*** Records for this exercise Section Begins ***

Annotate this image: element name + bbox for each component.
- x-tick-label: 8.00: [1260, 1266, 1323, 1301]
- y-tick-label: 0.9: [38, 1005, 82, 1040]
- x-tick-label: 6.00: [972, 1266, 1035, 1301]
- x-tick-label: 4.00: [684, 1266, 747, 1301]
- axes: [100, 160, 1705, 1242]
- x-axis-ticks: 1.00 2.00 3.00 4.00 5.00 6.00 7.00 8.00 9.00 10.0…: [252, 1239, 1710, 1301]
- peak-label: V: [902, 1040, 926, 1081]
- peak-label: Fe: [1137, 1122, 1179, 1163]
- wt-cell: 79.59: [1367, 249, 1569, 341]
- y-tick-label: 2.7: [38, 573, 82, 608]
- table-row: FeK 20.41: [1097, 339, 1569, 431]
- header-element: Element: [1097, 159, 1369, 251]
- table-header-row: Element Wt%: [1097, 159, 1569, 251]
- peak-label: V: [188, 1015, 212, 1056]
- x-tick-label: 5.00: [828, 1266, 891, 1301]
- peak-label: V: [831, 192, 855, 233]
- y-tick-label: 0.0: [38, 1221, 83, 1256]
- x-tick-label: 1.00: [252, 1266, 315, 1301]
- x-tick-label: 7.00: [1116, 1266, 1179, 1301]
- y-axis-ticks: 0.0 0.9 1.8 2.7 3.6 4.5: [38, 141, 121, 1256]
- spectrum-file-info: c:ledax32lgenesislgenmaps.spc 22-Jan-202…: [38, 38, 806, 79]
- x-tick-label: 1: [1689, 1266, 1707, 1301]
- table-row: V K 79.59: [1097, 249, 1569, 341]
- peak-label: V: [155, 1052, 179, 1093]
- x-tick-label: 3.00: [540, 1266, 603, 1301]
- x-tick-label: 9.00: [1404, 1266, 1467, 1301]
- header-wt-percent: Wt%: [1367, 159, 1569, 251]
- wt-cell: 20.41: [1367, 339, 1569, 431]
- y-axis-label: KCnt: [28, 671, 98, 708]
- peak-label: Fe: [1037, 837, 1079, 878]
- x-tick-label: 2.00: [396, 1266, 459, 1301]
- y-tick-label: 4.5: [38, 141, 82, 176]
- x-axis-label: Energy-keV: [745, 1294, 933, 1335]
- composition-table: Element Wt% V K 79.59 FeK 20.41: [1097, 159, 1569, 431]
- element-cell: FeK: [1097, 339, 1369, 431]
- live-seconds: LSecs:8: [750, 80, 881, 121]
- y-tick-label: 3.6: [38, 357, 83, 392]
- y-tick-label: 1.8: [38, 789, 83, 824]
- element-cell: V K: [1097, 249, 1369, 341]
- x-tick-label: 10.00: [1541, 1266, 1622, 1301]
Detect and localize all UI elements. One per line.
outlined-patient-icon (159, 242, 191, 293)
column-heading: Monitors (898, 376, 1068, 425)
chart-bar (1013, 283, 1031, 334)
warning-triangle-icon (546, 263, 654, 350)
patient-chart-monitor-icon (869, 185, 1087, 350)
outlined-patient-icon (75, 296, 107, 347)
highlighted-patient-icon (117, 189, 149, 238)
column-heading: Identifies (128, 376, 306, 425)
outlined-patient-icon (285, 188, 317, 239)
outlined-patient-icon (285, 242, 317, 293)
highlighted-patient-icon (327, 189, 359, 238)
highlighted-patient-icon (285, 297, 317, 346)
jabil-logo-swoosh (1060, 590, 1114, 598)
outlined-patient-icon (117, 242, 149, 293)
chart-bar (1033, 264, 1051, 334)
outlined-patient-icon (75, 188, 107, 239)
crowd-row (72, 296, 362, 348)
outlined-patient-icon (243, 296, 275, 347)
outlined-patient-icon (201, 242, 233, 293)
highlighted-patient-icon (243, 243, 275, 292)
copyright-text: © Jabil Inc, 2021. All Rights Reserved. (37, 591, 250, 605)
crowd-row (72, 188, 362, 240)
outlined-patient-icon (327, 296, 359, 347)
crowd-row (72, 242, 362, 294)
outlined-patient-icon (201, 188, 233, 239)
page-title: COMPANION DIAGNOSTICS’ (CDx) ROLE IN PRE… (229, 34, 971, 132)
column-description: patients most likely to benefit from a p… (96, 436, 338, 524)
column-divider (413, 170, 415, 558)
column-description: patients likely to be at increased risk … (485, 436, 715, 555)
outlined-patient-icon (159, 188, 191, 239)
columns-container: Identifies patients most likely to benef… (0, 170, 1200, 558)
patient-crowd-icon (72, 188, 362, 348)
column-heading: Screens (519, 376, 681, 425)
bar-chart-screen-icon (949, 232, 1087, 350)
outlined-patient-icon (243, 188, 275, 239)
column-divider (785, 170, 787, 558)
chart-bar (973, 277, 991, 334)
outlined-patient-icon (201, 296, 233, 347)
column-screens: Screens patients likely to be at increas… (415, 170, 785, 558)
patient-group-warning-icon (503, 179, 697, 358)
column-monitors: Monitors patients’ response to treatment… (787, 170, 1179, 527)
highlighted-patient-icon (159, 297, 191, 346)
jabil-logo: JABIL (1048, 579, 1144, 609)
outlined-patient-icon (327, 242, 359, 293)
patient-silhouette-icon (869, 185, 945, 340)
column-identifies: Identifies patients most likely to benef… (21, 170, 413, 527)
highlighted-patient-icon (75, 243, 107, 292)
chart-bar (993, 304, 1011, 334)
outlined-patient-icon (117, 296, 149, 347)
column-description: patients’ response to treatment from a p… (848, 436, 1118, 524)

*** Records for this exercise Section Ends ***

* **Required action**: In your response, give all the records again with nothing altered.

* **Problem solution**:
Annotate this image: element name + bbox for each component.
- x-tick-label: 8.00: [1260, 1266, 1323, 1301]
- y-tick-label: 0.9: [38, 1005, 82, 1040]
- x-tick-label: 6.00: [972, 1266, 1035, 1301]
- x-tick-label: 4.00: [684, 1266, 747, 1301]
- axes: [100, 160, 1705, 1242]
- x-axis-ticks: 1.00 2.00 3.00 4.00 5.00 6.00 7.00 8.00 9.00 10.0…: [252, 1239, 1710, 1301]
- peak-label: V: [902, 1040, 926, 1081]
- peak-label: Fe: [1137, 1122, 1179, 1163]
- wt-cell: 79.59: [1367, 249, 1569, 341]
- y-tick-label: 2.7: [38, 573, 82, 608]
- table-row: FeK 20.41: [1097, 339, 1569, 431]
- header-element: Element: [1097, 159, 1369, 251]
- table-header-row: Element Wt%: [1097, 159, 1569, 251]
- peak-label: V: [188, 1015, 212, 1056]
- x-tick-label: 5.00: [828, 1266, 891, 1301]
- peak-label: V: [831, 192, 855, 233]
- y-tick-label: 0.0: [38, 1221, 83, 1256]
- x-tick-label: 1.00: [252, 1266, 315, 1301]
- x-tick-label: 7.00: [1116, 1266, 1179, 1301]
- y-axis-ticks: 0.0 0.9 1.8 2.7 3.6 4.5: [38, 141, 121, 1256]
- spectrum-file-info: c:ledax32lgenesislgenmaps.spc 22-Jan-202…: [38, 38, 806, 79]
- x-tick-label: 1: [1689, 1266, 1707, 1301]
- table-row: V K 79.59: [1097, 249, 1569, 341]
- peak-label: V: [155, 1052, 179, 1093]
- x-tick-label: 3.00: [540, 1266, 603, 1301]
- x-tick-label: 9.00: [1404, 1266, 1467, 1301]
- header-wt-percent: Wt%: [1367, 159, 1569, 251]
- wt-cell: 20.41: [1367, 339, 1569, 431]
- y-axis-label: KCnt: [28, 671, 98, 708]
- peak-label: Fe: [1037, 837, 1079, 878]
- x-tick-label: 2.00: [396, 1266, 459, 1301]
- y-tick-label: 4.5: [38, 141, 82, 176]
- x-axis-label: Energy-keV: [745, 1294, 933, 1335]
- composition-table: Element Wt% V K 79.59 FeK 20.41: [1097, 159, 1569, 431]
- element-cell: FeK: [1097, 339, 1369, 431]
- live-seconds: LSecs:8: [750, 80, 881, 121]
- y-tick-label: 3.6: [38, 357, 83, 392]
- y-tick-label: 1.8: [38, 789, 83, 824]
- element-cell: V K: [1097, 249, 1369, 341]
- x-tick-label: 10.00: [1541, 1266, 1622, 1301]
Detect and localize all UI elements. One per line.
outlined-patient-icon (159, 242, 191, 293)
column-heading: Monitors (898, 376, 1068, 425)
chart-bar (1013, 283, 1031, 334)
warning-triangle-icon (546, 263, 654, 350)
patient-chart-monitor-icon (869, 185, 1087, 350)
outlined-patient-icon (75, 296, 107, 347)
highlighted-patient-icon (117, 189, 149, 238)
column-heading: Identifies (128, 376, 306, 425)
outlined-patient-icon (285, 188, 317, 239)
outlined-patient-icon (285, 242, 317, 293)
highlighted-patient-icon (327, 189, 359, 238)
highlighted-patient-icon (285, 297, 317, 346)
jabil-logo-swoosh (1060, 590, 1114, 598)
outlined-patient-icon (117, 242, 149, 293)
chart-bar (1033, 264, 1051, 334)
outlined-patient-icon (75, 188, 107, 239)
crowd-row (72, 296, 362, 348)
outlined-patient-icon (243, 296, 275, 347)
outlined-patient-icon (201, 242, 233, 293)
highlighted-patient-icon (243, 243, 275, 292)
copyright-text: © Jabil Inc, 2021. All Rights Reserved. (37, 591, 250, 605)
crowd-row (72, 188, 362, 240)
outlined-patient-icon (327, 296, 359, 347)
crowd-row (72, 242, 362, 294)
outlined-patient-icon (201, 188, 233, 239)
page-title: COMPANION DIAGNOSTICS’ (CDx) ROLE IN PRE… (229, 34, 971, 132)
column-description: patients most likely to benefit from a p… (96, 436, 338, 524)
column-divider (413, 170, 415, 558)
column-description: patients likely to be at increased risk … (485, 436, 715, 555)
outlined-patient-icon (159, 188, 191, 239)
columns-container: Identifies patients most likely to benef… (0, 170, 1200, 558)
patient-crowd-icon (72, 188, 362, 348)
column-heading: Screens (519, 376, 681, 425)
bar-chart-screen-icon (949, 232, 1087, 350)
outlined-patient-icon (243, 188, 275, 239)
column-divider (785, 170, 787, 558)
chart-bar (973, 277, 991, 334)
outlined-patient-icon (201, 296, 233, 347)
column-screens: Screens patients likely to be at increas… (415, 170, 785, 558)
patient-group-warning-icon (503, 179, 697, 358)
column-monitors: Monitors patients’ response to treatment… (787, 170, 1179, 527)
highlighted-patient-icon (159, 297, 191, 346)
jabil-logo: JABIL (1048, 579, 1144, 609)
outlined-patient-icon (327, 242, 359, 293)
patient-silhouette-icon (869, 185, 945, 340)
column-identifies: Identifies patients most likely to benef… (21, 170, 413, 527)
highlighted-patient-icon (75, 243, 107, 292)
chart-bar (993, 304, 1011, 334)
outlined-patient-icon (117, 296, 149, 347)
column-description: patients’ response to treatment from a p… (848, 436, 1118, 524)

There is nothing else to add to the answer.